## Work required
Word for word, restate every line of the material.

## Entries supplied
────────────────────

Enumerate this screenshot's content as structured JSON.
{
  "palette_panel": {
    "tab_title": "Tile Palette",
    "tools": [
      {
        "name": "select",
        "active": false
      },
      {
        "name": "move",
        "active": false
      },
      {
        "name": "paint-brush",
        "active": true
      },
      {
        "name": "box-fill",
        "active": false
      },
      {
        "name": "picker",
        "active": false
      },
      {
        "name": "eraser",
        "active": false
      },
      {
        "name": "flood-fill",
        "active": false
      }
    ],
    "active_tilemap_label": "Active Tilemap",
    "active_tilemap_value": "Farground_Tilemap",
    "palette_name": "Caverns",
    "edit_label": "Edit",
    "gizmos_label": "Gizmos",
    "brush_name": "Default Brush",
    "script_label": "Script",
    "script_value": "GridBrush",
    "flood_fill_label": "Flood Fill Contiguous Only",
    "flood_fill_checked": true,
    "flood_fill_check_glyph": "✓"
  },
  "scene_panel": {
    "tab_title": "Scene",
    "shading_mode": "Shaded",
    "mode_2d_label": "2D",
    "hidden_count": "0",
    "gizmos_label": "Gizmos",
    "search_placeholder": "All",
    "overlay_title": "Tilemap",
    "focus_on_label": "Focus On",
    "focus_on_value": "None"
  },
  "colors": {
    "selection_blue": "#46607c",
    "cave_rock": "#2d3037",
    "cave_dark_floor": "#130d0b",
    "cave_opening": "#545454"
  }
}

────────────────────

## Finished exercise
Enumerate this screenshot's content as structured JSON.
{
  "palette_panel": {
    "tab_title": "Tile Palette",
    "tools": [
      {
        "name": "select",
        "active": false
      },
      {
        "name": "move",
        "active": false
      },
      {
        "name": "paint-brush",
        "active": true
      },
      {
        "name": "box-fill",
        "active": false
      },
      {
        "name": "picker",
        "active": false
      },
      {
        "name": "eraser",
        "active": false
      },
      {
        "name": "flood-fill",
        "active": false
      }
    ],
    "active_tilemap_label": "Active Tilemap",
    "active_tilemap_value": "Farground_Tilemap",
    "palette_name": "Caverns",
    "edit_label": "Edit",
    "gizmos_label": "Gizmos",
    "brush_name": "Default Brush",
    "script_label": "Script",
    "script_value": "GridBrush",
    "flood_fill_label": "Flood Fill Contiguous Only",
    "flood_fill_checked": true,
    "flood_fill_check_glyph": "✓"
  },
  "scene_panel": {
    "tab_title": "Scene",
    "shading_mode": "Shaded",
    "mode_2d_label": "2D",
    "hidden_count": "0",
    "gizmos_label": "Gizmos",
    "search_placeholder": "All",
    "overlay_title": "Tilemap",
    "focus_on_label": "Focus On",
    "focus_on_value": "None"
  },
  "colors": {
    "selection_blue": "#46607c",
    "cave_rock": "#2d3037",
    "cave_dark_floor": "#130d0b",
    "cave_opening": "#545454"
  }
}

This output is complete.